• Problem to solve: Go over the entries below line by line, copying each one that contains the word "saeculares".
* start Supplied material *
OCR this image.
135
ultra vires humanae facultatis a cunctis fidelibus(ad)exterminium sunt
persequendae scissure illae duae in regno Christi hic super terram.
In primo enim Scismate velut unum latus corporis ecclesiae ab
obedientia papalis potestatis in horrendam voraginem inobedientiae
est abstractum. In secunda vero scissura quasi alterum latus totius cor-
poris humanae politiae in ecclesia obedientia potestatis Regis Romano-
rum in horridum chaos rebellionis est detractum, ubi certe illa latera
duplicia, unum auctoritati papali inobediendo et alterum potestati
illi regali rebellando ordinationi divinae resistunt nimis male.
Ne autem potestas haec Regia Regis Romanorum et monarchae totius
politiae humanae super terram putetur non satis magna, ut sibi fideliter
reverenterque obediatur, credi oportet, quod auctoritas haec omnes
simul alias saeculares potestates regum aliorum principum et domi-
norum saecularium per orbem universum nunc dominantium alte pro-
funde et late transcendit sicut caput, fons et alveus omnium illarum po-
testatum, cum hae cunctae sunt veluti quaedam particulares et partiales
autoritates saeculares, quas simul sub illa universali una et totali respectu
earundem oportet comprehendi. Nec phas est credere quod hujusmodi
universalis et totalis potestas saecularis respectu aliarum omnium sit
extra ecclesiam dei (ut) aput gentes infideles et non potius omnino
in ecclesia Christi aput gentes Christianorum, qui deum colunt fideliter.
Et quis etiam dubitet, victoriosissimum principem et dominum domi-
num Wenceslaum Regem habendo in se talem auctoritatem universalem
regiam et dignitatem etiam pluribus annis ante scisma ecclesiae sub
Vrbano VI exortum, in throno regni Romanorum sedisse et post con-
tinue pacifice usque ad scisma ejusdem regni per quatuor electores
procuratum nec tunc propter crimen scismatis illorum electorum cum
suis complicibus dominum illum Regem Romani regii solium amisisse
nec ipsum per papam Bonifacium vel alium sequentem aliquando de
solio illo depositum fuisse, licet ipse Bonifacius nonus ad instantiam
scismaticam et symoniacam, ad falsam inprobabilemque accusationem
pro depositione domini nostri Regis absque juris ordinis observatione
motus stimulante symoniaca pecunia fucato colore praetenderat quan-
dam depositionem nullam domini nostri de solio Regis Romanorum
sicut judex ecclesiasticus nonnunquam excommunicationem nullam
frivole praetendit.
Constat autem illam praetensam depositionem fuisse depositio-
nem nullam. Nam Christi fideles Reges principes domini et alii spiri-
* end Supplied material *
• Task result:
simul alias saeculares potestates regum aliorum principum et domi-
autoritates saeculares, quas simul sub illa universali una et totali respectu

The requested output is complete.